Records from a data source
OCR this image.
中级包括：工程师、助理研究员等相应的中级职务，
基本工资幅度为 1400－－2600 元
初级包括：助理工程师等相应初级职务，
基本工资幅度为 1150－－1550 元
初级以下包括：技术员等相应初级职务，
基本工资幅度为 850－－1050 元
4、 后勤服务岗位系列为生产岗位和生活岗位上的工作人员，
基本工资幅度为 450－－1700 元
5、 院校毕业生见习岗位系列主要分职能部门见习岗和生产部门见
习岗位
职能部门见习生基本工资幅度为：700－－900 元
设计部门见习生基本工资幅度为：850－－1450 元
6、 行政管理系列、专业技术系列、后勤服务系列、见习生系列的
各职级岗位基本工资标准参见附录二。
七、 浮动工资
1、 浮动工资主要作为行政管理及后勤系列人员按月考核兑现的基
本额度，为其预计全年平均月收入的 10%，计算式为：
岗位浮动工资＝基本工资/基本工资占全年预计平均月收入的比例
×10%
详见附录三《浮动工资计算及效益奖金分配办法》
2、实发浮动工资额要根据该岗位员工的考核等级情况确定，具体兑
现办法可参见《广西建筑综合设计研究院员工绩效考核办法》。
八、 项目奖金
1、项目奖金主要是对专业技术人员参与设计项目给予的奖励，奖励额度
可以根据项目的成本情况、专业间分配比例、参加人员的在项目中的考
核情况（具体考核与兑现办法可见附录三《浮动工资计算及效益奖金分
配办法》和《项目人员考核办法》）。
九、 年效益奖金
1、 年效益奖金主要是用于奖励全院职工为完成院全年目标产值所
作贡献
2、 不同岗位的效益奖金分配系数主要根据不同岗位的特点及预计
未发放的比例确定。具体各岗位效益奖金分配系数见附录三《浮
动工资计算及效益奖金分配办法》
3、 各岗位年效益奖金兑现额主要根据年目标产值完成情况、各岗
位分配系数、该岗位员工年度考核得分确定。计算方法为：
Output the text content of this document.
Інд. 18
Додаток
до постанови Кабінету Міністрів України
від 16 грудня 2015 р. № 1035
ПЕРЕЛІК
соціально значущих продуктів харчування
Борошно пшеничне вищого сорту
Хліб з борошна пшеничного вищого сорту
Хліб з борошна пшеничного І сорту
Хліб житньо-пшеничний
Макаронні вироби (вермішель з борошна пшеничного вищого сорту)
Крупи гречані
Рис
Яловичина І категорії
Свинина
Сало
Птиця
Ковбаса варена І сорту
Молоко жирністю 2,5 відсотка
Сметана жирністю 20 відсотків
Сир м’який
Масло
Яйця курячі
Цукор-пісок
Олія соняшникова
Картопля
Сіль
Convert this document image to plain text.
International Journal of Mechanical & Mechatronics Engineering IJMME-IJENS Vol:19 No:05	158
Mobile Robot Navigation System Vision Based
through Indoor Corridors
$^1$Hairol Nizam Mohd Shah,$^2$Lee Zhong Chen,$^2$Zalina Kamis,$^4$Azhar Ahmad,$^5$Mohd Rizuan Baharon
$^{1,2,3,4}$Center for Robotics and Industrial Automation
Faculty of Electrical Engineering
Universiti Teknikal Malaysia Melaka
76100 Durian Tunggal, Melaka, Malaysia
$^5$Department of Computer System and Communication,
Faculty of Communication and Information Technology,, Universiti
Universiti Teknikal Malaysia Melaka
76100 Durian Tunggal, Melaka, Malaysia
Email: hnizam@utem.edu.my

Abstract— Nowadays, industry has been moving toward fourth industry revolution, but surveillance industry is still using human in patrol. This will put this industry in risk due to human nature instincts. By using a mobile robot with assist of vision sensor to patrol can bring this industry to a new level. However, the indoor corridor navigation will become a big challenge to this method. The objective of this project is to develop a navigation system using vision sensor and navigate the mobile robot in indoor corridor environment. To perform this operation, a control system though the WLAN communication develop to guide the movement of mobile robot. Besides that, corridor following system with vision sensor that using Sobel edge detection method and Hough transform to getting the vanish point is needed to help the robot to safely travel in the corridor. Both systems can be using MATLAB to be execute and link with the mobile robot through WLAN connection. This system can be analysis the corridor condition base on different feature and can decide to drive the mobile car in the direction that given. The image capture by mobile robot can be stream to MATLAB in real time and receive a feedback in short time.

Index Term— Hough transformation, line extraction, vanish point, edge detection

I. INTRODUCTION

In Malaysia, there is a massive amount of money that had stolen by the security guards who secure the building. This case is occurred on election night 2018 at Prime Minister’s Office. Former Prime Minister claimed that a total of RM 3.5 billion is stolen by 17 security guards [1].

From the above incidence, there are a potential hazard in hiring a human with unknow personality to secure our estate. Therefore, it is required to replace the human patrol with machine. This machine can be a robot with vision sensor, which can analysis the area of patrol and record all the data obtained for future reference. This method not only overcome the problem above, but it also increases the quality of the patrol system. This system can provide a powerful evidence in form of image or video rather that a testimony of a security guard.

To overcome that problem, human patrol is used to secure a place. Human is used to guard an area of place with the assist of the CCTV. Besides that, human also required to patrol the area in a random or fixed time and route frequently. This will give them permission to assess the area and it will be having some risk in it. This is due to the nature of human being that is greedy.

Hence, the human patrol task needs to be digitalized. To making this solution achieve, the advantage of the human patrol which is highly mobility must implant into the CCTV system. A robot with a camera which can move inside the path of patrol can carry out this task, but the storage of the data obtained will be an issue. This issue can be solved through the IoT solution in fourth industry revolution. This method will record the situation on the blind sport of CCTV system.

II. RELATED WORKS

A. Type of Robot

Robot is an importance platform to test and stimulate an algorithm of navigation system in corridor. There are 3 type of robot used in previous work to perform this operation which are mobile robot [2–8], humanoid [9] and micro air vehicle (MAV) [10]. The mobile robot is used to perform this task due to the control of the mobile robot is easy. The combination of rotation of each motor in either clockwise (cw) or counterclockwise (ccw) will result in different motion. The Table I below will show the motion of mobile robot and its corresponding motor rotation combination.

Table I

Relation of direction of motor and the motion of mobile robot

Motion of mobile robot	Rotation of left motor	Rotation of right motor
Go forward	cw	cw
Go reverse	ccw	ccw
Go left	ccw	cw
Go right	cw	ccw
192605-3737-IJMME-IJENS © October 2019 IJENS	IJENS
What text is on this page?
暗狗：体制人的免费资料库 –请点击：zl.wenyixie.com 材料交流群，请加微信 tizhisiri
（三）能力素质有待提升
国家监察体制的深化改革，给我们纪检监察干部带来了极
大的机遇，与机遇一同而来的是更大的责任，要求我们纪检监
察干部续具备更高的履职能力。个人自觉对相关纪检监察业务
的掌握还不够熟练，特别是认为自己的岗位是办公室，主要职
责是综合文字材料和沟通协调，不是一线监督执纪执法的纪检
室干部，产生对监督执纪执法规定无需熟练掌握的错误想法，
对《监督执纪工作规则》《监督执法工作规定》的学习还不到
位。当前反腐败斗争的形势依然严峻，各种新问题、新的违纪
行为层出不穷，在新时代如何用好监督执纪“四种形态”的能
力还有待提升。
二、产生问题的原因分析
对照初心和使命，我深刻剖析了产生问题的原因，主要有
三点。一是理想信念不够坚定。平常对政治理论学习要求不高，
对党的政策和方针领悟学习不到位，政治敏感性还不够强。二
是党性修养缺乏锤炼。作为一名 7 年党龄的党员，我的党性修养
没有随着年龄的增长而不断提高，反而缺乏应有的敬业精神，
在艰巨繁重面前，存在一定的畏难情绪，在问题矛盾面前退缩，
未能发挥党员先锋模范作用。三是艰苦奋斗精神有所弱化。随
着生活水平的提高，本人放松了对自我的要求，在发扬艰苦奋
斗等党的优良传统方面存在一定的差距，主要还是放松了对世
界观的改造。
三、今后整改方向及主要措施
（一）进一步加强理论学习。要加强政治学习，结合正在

WHAT TO DO
Give the count of lines containing "Faculty", with no added text.

SOLUTION FOR THIS EXERCISE
2